SUPPLIED DATA:
########

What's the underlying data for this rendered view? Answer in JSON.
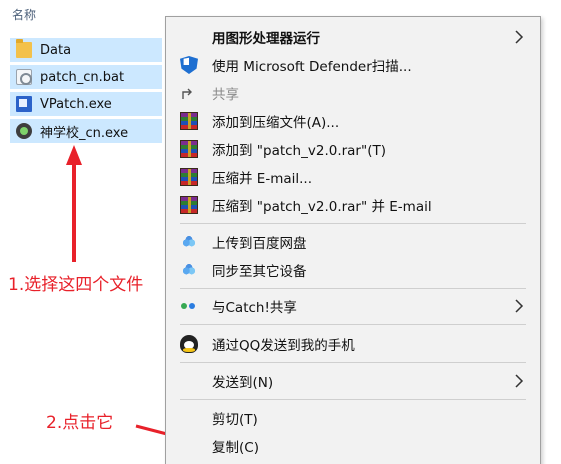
{
  "explorer": {
    "column_header": "名称",
    "files": [
      {
        "name": "Data",
        "icon": "folder-icon"
      },
      {
        "name": "patch_cn.bat",
        "icon": "batch-file-icon"
      },
      {
        "name": "VPatch.exe",
        "icon": "exe-icon"
      },
      {
        "name": "神学校_cn.exe",
        "icon": "game-exe-icon"
      }
    ]
  },
  "annotations": {
    "step1": "1.选择这四个文件",
    "step2": "2.点击它",
    "color": "#e8212a"
  },
  "context_menu": {
    "items": [
      {
        "label": "用图形处理器运行",
        "icon": "",
        "submenu": true,
        "bold": true
      },
      {
        "label": "使用 Microsoft Defender扫描...",
        "icon": "defender-shield-icon"
      },
      {
        "label": "共享",
        "icon": "share-icon",
        "disabled": true
      },
      {
        "label": "添加到压缩文件(A)...",
        "icon": "winrar-icon"
      },
      {
        "label": "添加到 \"patch_v2.0.rar\"(T)",
        "icon": "winrar-icon"
      },
      {
        "label": "压缩并 E-mail...",
        "icon": "winrar-icon"
      },
      {
        "label": "压缩到 \"patch_v2.0.rar\" 并 E-mail",
        "icon": "winrar-icon"
      },
      {
        "label": "上传到百度网盘",
        "icon": "baidu-cloud-icon"
      },
      {
        "label": "同步至其它设备",
        "icon": "baidu-cloud-icon"
      },
      {
        "label": "与Catch!共享",
        "icon": "catch-icon",
        "submenu": true
      },
      {
        "label": "通过QQ发送到我的手机",
        "icon": "qq-icon"
      },
      {
        "label": "发送到(N)",
        "icon": "",
        "submenu": true
      },
      {
        "label": "剪切(T)",
        "icon": ""
      },
      {
        "label": "复制(C)",
        "icon": ""
      }
    ]
  }
}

########

GOAL OF THE EXERCISE:
Read the entries above, then pull out the lines that include "true".

CORRECT RESULT:
        "submenu": true,
        "bold": true
        "disabled": true
        "submenu": true
        "submenu": true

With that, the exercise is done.